## WHAT YOU WILL DO
Arrange every row below as a two-column CSV with the headers input and output. Give one line per row: the row's text under input and its answer under output, each in a single quoted field with line breaks replaced by spaces, and leave the pictures out.

start MATERIAL SUPPLIED

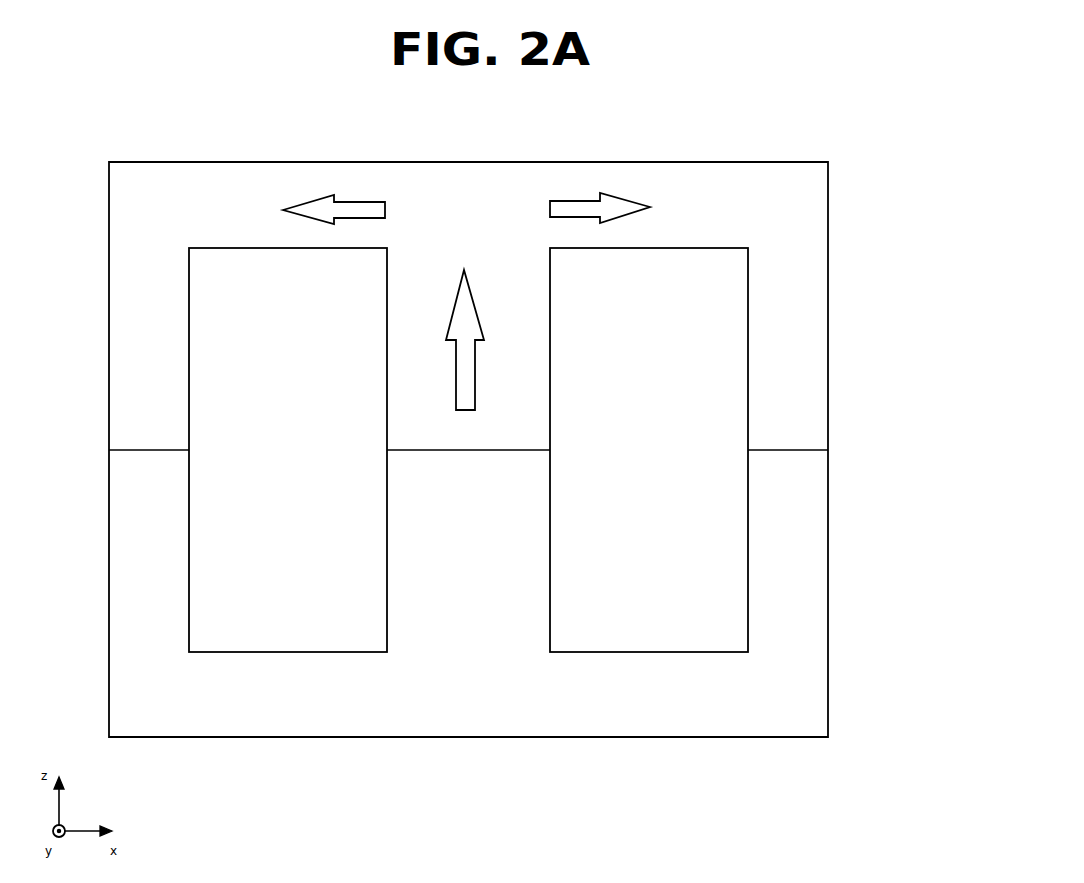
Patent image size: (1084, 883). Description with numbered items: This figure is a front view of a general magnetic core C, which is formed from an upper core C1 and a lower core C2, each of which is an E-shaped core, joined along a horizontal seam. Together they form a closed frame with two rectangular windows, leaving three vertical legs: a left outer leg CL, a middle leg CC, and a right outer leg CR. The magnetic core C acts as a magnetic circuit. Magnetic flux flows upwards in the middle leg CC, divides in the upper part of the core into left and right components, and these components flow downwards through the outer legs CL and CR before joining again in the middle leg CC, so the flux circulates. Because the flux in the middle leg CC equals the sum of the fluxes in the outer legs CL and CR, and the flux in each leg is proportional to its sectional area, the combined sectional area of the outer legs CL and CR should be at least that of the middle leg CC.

The magnetic core C is at (534, 449).
The upper core C1 is at (833, 399).
The lower core C2 is at (510, 593).
The left outer leg CL is at (183, 432).
The middle leg CC is at (537, 474).
The right outer leg CR is at (755, 436).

end MATERIAL SUPPLIED

## FINAL RESULT
input,output
"Patent image size: (1084, 883). Description with numbered items: This figure is a front view of a general magnetic core C, which is formed from an upper core C1 and a lower core C2, each of which is an E-shaped core, joined along a horizontal seam. Together they form a closed frame with two rectangular windows, leaving three vertical legs: a left outer leg CL, a middle leg CC, and a right outer leg CR. The magnetic core C acts as a magnetic circuit. Magnetic flux flows upwards in the middle leg CC, divides in the upper part of the core into left and right components, and these components flow downwards through the outer legs CL and CR before joining again in the middle leg CC, so the flux circulates. Because the flux in the middle leg CC equals the sum of the fluxes in the outer legs CL and CR, and the flux in each leg is proportional to its sectional area, the combined sectional area of the outer legs CL and CR should be at least that of the middle leg CC.","The magnetic core C is at (534, 449). The upper core C1 is at (833, 399). The lower core C2 is at (510, 593). The left outer leg CL is at (183, 432). The middle leg CC is at (537, 474). The right outer leg CR is at (755, 436)."